**EXERCISE DESCRIPTION:** The exercise asks you to copy every line below in which "this" appears.

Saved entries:
---+---

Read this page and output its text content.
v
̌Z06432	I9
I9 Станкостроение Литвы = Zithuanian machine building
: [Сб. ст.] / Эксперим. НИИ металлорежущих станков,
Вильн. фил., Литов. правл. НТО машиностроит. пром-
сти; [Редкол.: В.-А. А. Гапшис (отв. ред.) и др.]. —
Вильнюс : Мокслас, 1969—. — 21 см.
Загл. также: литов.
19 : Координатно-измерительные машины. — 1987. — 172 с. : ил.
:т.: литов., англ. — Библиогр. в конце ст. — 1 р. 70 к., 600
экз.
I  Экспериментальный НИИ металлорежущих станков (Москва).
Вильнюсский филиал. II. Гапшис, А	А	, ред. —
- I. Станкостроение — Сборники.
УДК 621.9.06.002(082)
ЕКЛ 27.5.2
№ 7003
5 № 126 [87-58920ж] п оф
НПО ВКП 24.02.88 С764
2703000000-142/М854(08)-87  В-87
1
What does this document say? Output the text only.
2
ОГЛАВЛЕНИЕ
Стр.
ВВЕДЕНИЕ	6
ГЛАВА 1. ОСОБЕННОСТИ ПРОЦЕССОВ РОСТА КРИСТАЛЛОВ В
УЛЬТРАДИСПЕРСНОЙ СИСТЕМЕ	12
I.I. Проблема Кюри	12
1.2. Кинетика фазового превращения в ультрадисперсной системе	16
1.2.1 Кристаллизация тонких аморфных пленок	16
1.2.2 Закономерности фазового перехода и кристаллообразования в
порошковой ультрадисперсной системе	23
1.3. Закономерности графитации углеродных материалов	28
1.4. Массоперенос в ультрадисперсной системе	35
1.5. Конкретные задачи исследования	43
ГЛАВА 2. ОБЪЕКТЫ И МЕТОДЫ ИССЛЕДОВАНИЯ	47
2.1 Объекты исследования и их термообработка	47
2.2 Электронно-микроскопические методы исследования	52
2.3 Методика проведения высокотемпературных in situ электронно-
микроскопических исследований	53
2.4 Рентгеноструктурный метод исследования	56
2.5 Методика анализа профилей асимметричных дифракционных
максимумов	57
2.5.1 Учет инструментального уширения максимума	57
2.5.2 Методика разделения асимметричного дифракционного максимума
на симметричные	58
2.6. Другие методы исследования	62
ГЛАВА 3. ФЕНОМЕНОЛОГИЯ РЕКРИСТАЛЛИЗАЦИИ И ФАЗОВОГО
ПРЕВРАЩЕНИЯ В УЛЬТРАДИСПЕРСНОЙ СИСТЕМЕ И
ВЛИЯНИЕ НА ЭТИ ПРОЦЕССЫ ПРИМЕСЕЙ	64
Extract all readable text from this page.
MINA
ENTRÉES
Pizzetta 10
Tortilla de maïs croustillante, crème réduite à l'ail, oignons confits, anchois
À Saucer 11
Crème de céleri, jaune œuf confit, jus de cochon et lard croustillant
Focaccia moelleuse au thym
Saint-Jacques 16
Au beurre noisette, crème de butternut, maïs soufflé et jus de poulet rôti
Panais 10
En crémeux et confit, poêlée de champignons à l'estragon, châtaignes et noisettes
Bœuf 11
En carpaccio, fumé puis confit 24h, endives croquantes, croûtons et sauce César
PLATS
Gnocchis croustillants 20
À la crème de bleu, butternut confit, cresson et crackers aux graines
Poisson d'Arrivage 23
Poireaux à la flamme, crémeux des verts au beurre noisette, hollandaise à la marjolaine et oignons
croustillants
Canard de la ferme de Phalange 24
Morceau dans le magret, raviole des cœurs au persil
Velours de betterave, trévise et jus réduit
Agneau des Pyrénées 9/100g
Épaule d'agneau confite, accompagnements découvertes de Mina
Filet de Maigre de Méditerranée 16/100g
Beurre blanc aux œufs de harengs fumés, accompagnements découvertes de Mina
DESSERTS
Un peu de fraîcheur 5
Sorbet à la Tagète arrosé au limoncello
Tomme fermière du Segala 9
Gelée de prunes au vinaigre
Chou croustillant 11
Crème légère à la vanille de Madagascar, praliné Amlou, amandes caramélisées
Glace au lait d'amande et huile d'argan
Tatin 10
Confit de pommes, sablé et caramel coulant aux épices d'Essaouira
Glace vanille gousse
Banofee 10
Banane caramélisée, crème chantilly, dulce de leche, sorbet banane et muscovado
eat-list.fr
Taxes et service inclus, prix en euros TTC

---+---

**COMPLETE RESPONSE:**
Read this page and output its text content.
What does this document say? Output the text only.
Extract all readable text from this page.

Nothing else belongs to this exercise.